- **Short exercise**
Please resume the commentary on Howell James's appointment and government spin, picking up right after its final sentence.

- **Document excerpt**
══════════

David Miller (UK): Privatising Spin
Privatising Spin
By David Miller
Stirling, United Kingdom
The appointment of Howell James as the first ever Permanent Secretary for government information is a strong indication of the shape of things to come in government spin. His post is the most powerful civil service propaganda job since the second world war. James is the former Director of Corporate Affairs for both TVAM and the BBC, overseeing the latter's commercialisation. Latterly, this 'close friend' of Peter Mandelson ran his own PR firm, briefly advising the Hinduja brothers in the donations for passports row which led to Mandelson's second resignation from the cabinet. In his role as partner of PR firm Brown Lloyd James, he also sat on the Phillis committee which recommended the creation of his new post. Phillis abolished the half century old Government Information and Communication Service in February, which had inhibited the progress of spin, leaving its incumbent director Mike Granatt, jobless. This was the culmination of the New Labour reforms of spin set in train by Mandelson and Campbell in May 1997.
The Guardian thought there was a 'whiff of cronyism' about the appointment, but this is to see only the surface personal links in the tight knit New Labour milieu. [1] In fact the problem goes much deeper. James’ appointment is an indication of the profound changes set in train by Phillis which are most notably about opening the way for £ hundreds of millions of public money to be spent on private sector PR consultants. The future of government information is not the much heralded end of spin. Instead, we will have the wholesale adoption of private sector PR techniques, the defining characteristics of which are cynical manipulation and lying dressed up as openness, consultation and 'partnership'. Their job will be to use the latest techniques for manipulating or bypassing public opinion thus undermining democracy by further insulating government from the people.

══════════

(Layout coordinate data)

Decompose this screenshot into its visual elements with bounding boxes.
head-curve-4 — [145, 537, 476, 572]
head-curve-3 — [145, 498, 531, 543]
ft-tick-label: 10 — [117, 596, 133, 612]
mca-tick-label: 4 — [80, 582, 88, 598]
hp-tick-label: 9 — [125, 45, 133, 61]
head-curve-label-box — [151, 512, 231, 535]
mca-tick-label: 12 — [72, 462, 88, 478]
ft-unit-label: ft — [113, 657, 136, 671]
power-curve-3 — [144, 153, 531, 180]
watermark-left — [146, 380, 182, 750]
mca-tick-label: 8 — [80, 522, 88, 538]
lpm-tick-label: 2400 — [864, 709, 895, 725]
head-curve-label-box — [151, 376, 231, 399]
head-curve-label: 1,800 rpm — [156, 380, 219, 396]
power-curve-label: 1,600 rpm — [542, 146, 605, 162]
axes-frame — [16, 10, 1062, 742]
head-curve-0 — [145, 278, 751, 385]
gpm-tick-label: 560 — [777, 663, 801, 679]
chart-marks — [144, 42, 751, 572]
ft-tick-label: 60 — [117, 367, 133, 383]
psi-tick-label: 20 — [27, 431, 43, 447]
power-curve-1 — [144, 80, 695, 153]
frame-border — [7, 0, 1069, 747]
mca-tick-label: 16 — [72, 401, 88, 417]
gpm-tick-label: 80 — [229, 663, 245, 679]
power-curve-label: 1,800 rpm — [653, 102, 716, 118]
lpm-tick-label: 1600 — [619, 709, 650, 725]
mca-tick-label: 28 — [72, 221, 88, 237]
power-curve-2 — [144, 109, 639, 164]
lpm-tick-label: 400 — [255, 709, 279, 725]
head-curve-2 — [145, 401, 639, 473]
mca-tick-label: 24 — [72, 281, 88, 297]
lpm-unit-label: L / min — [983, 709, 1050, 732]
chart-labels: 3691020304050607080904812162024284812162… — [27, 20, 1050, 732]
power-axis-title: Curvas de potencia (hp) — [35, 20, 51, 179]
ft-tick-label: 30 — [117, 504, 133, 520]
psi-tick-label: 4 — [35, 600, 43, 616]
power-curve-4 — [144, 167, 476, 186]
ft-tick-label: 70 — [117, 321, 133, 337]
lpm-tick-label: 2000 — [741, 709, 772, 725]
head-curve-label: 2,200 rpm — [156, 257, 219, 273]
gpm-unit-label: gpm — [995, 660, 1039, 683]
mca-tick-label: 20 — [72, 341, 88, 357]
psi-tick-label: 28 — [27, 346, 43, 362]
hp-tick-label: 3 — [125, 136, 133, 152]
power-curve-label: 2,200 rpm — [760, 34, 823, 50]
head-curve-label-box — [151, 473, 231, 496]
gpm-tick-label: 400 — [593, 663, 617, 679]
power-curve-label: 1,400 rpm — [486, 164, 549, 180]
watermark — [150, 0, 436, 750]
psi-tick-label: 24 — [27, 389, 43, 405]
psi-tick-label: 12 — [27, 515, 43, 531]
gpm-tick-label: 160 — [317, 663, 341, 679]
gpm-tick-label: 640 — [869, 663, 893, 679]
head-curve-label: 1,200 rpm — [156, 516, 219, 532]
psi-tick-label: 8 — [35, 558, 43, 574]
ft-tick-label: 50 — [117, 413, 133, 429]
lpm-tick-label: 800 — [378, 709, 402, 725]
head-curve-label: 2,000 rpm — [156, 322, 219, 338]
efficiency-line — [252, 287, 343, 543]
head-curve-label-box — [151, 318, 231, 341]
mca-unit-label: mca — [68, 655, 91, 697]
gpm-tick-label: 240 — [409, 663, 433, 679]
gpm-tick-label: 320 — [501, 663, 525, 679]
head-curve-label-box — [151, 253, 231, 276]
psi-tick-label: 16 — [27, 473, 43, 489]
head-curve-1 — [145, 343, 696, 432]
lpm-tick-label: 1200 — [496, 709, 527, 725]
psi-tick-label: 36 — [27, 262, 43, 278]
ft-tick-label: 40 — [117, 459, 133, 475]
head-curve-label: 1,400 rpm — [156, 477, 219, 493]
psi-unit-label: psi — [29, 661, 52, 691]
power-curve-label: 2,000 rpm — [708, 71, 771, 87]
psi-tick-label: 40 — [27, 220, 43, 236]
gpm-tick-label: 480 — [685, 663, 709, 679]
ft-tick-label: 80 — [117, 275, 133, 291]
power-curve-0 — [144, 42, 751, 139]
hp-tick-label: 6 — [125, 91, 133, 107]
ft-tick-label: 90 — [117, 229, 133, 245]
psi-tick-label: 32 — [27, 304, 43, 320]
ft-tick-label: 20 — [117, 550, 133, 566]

══════════

- **Result**
James appointment sets a further record as the most senior propagandist ever to be appointed to a civil service job from the private sector. But typically the network of connections and revolving door links goes much further. James himself was a special advisor to Lord Young at the self styled ‘Department for Enterprise’ in the 1980s and later political secretary to John Major. He oversaw the Tories 1997 election campaign.[2] He sat on the Phillis committee along with a brace of other PR consultants. All have direct interests in prising open the £ multimillion PR budgets for the private sector.
For example Chime Communications was represented on the inquiry by Rupert Howell and by David Hill of its subsidiary, Good Relations . Good Relations, along with other Chime owned companies Bell Pottinger PR and the Quentin Bell Organisation already had government PR contracts including with the COI, Dept for Education and Science, Dept of Transport Local Government and the Regions, Royal Mail, Royal Mint, NHS National Programme for Information Technology, Meat and Livestock Commission and the Crown Estates.[3] In a further indication of the speed with which key personnel revolve in the power nexus, David Hill left the committee before it reported to take up the post of Director of Communications at 10 Downing Street.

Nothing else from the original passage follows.